▶ _Task details_: Below is a set of records; print all of them exactly as written.

# Start of Data section

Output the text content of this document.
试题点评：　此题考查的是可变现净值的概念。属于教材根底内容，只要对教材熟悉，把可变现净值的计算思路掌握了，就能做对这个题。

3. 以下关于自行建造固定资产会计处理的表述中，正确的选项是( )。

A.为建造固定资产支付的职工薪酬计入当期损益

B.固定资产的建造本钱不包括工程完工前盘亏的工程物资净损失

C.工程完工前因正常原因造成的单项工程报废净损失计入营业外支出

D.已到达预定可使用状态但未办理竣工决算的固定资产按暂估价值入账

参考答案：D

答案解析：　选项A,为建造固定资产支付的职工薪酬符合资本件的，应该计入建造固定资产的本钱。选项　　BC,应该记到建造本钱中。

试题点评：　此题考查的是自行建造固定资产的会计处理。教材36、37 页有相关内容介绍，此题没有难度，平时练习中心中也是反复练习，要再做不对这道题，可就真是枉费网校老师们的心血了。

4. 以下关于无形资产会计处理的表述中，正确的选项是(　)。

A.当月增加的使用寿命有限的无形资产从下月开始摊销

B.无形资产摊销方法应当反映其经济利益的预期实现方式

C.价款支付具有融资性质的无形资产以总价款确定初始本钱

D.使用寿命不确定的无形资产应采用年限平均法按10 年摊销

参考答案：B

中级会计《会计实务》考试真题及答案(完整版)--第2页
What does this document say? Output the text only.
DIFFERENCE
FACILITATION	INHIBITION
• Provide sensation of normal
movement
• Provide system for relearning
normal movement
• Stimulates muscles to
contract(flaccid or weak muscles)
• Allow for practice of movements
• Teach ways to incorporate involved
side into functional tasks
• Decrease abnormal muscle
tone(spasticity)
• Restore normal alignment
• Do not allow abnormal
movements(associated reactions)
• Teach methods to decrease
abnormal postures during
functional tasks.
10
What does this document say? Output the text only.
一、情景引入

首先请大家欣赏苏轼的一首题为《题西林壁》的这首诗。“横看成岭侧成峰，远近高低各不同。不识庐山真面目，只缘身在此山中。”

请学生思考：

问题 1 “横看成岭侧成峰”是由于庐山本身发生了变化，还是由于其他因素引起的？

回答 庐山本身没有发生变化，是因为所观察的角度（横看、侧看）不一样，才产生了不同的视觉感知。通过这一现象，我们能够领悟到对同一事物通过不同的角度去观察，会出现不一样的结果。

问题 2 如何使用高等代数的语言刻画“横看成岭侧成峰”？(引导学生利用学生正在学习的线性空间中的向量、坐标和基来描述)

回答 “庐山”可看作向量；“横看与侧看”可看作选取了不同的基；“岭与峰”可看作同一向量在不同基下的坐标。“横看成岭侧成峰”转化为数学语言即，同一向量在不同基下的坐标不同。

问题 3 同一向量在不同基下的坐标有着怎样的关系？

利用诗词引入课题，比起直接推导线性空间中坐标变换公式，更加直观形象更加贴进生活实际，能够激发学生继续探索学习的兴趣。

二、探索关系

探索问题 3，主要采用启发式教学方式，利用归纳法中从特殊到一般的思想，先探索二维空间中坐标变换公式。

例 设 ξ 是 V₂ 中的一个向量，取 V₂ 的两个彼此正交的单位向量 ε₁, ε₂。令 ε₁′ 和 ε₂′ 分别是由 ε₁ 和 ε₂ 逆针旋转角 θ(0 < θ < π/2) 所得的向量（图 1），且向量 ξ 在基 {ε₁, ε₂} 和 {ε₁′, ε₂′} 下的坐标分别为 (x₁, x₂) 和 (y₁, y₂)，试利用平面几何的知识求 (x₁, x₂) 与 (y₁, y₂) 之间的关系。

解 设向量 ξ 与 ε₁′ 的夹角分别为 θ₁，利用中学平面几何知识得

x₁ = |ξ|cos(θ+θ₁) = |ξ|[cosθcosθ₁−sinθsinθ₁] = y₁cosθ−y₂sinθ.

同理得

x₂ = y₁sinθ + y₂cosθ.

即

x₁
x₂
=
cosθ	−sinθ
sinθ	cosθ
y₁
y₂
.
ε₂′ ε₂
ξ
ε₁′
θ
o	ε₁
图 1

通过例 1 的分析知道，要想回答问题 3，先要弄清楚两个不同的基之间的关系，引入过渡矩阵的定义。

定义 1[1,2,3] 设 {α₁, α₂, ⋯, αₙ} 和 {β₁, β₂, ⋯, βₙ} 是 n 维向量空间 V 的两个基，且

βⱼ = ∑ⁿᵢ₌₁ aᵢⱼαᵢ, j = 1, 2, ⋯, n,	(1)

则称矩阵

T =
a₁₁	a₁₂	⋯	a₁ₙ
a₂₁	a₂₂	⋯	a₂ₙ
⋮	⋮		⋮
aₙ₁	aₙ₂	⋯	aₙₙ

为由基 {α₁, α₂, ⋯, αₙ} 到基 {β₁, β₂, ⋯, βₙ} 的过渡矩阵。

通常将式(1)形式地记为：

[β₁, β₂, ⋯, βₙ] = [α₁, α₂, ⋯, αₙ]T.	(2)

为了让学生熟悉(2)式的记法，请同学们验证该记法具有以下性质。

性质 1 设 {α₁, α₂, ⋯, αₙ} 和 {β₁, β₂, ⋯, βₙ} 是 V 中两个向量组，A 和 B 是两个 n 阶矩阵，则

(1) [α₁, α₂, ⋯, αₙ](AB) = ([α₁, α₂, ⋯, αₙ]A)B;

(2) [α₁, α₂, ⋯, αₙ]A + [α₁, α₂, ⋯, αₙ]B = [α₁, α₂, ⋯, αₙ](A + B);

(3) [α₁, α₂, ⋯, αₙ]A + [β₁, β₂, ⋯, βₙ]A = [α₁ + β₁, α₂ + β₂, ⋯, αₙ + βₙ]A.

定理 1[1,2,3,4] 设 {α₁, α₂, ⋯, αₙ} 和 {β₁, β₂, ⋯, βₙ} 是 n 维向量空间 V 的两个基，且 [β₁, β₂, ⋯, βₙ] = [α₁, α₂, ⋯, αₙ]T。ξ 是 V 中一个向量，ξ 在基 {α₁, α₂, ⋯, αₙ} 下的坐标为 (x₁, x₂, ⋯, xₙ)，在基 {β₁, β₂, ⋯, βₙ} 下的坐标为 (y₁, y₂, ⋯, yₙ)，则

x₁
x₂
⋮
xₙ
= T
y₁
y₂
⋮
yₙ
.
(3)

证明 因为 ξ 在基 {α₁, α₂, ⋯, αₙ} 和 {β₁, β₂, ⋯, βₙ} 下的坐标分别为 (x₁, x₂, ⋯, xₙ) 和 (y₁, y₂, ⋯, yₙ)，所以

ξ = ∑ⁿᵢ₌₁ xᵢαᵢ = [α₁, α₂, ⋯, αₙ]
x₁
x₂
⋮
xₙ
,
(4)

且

# End of Data section

▶ _Response to the task_:
Output the text content of this document.
试题点评：　此题考查的是可变现净值的概念。属于教材根底内容，只要对教材熟悉，把可变现净值的计算思路掌握了，就能做对这个题。

3. 以下关于自行建造固定资产会计处理的表述中，正确的选项是( )。

A.为建造固定资产支付的职工薪酬计入当期损益

B.固定资产的建造本钱不包括工程完工前盘亏的工程物资净损失

C.工程完工前因正常原因造成的单项工程报废净损失计入营业外支出

D.已到达预定可使用状态但未办理竣工决算的固定资产按暂估价值入账

参考答案：D

答案解析：　选项A,为建造固定资产支付的职工薪酬符合资本件的，应该计入建造固定资产的本钱。选项　　BC,应该记到建造本钱中。

试题点评：　此题考查的是自行建造固定资产的会计处理。教材36、37 页有相关内容介绍，此题没有难度，平时练习中心中也是反复练习，要再做不对这道题，可就真是枉费网校老师们的心血了。

4. 以下关于无形资产会计处理的表述中，正确的选项是(　)。

A.当月增加的使用寿命有限的无形资产从下月开始摊销

B.无形资产摊销方法应当反映其经济利益的预期实现方式

C.价款支付具有融资性质的无形资产以总价款确定初始本钱

D.使用寿命不确定的无形资产应采用年限平均法按10 年摊销

参考答案：B

中级会计《会计实务》考试真题及答案(完整版)--第2页
What does this document say? Output the text only.
DIFFERENCE
FACILITATION	INHIBITION
• Provide sensation of normal
movement
• Provide system for relearning
normal movement
• Stimulates muscles to
contract(flaccid or weak muscles)
• Allow for practice of movements
• Teach ways to incorporate involved
side into functional tasks
• Decrease abnormal muscle
tone(spasticity)
• Restore normal alignment
• Do not allow abnormal
movements(associated reactions)
• Teach methods to decrease
abnormal postures during
functional tasks.
10
What does this document say? Output the text only.
一、情景引入

首先请大家欣赏苏轼的一首题为《题西林壁》的这首诗。“横看成岭侧成峰，远近高低各不同。不识庐山真面目，只缘身在此山中。”

请学生思考：

问题 1 “横看成岭侧成峰”是由于庐山本身发生了变化，还是由于其他因素引起的？

回答 庐山本身没有发生变化，是因为所观察的角度（横看、侧看）不一样，才产生了不同的视觉感知。通过这一现象，我们能够领悟到对同一事物通过不同的角度去观察，会出现不一样的结果。

问题 2 如何使用高等代数的语言刻画“横看成岭侧成峰”？(引导学生利用学生正在学习的线性空间中的向量、坐标和基来描述)

回答 “庐山”可看作向量；“横看与侧看”可看作选取了不同的基；“岭与峰”可看作同一向量在不同基下的坐标。“横看成岭侧成峰”转化为数学语言即，同一向量在不同基下的坐标不同。

问题 3 同一向量在不同基下的坐标有着怎样的关系？

利用诗词引入课题，比起直接推导线性空间中坐标变换公式，更加直观形象更加贴进生活实际，能够激发学生继续探索学习的兴趣。

二、探索关系

探索问题 3，主要采用启发式教学方式，利用归纳法中从特殊到一般的思想，先探索二维空间中坐标变换公式。

例 设 ξ 是 V₂ 中的一个向量，取 V₂ 的两个彼此正交的单位向量 ε₁, ε₂。令 ε₁′ 和 ε₂′ 分别是由 ε₁ 和 ε₂ 逆针旋转角 θ(0 < θ < π/2) 所得的向量（图 1），且向量 ξ 在基 {ε₁, ε₂} 和 {ε₁′, ε₂′} 下的坐标分别为 (x₁, x₂) 和 (y₁, y₂)，试利用平面几何的知识求 (x₁, x₂) 与 (y₁, y₂) 之间的关系。

解 设向量 ξ 与 ε₁′ 的夹角分别为 θ₁，利用中学平面几何知识得

x₁ = |ξ|cos(θ+θ₁) = |ξ|[cosθcosθ₁−sinθsinθ₁] = y₁cosθ−y₂sinθ.

同理得

x₂ = y₁sinθ + y₂cosθ.

即

x₁
x₂
=
cosθ	−sinθ
sinθ	cosθ
y₁
y₂
.
ε₂′ ε₂
ξ
ε₁′
θ
o	ε₁
图 1

通过例 1 的分析知道，要想回答问题 3，先要弄清楚两个不同的基之间的关系，引入过渡矩阵的定义。

定义 1[1,2,3] 设 {α₁, α₂, ⋯, αₙ} 和 {β₁, β₂, ⋯, βₙ} 是 n 维向量空间 V 的两个基，且

βⱼ = ∑ⁿᵢ₌₁ aᵢⱼαᵢ, j = 1, 2, ⋯, n,	(1)

则称矩阵

T =
a₁₁	a₁₂	⋯	a₁ₙ
a₂₁	a₂₂	⋯	a₂ₙ
⋮	⋮		⋮
aₙ₁	aₙ₂	⋯	aₙₙ

为由基 {α₁, α₂, ⋯, αₙ} 到基 {β₁, β₂, ⋯, βₙ} 的过渡矩阵。

通常将式(1)形式地记为：

[β₁, β₂, ⋯, βₙ] = [α₁, α₂, ⋯, αₙ]T.	(2)

为了让学生熟悉(2)式的记法，请同学们验证该记法具有以下性质。

性质 1 设 {α₁, α₂, ⋯, αₙ} 和 {β₁, β₂, ⋯, βₙ} 是 V 中两个向量组，A 和 B 是两个 n 阶矩阵，则

(1) [α₁, α₂, ⋯, αₙ](AB) = ([α₁, α₂, ⋯, αₙ]A)B;

(2) [α₁, α₂, ⋯, αₙ]A + [α₁, α₂, ⋯, αₙ]B = [α₁, α₂, ⋯, αₙ](A + B);

(3) [α₁, α₂, ⋯, αₙ]A + [β₁, β₂, ⋯, βₙ]A = [α₁ + β₁, α₂ + β₂, ⋯, αₙ + βₙ]A.

定理 1[1,2,3,4] 设 {α₁, α₂, ⋯, αₙ} 和 {β₁, β₂, ⋯, βₙ} 是 n 维向量空间 V 的两个基，且 [β₁, β₂, ⋯, βₙ] = [α₁, α₂, ⋯, αₙ]T。ξ 是 V 中一个向量，ξ 在基 {α₁, α₂, ⋯, αₙ} 下的坐标为 (x₁, x₂, ⋯, xₙ)，在基 {β₁, β₂, ⋯, βₙ} 下的坐标为 (y₁, y₂, ⋯, yₙ)，则

x₁
x₂
⋮
xₙ
= T
y₁
y₂
⋮
yₙ
.
(3)

证明 因为 ξ 在基 {α₁, α₂, ⋯, αₙ} 和 {β₁, β₂, ⋯, βₙ} 下的坐标分别为 (x₁, x₂, ⋯, xₙ) 和 (y₁, y₂, ⋯, yₙ)，所以

ξ = ∑ⁿᵢ₌₁ xᵢαᵢ = [α₁, α₂, ⋯, αₙ]
x₁
x₂
⋮
xₙ
,
(4)

且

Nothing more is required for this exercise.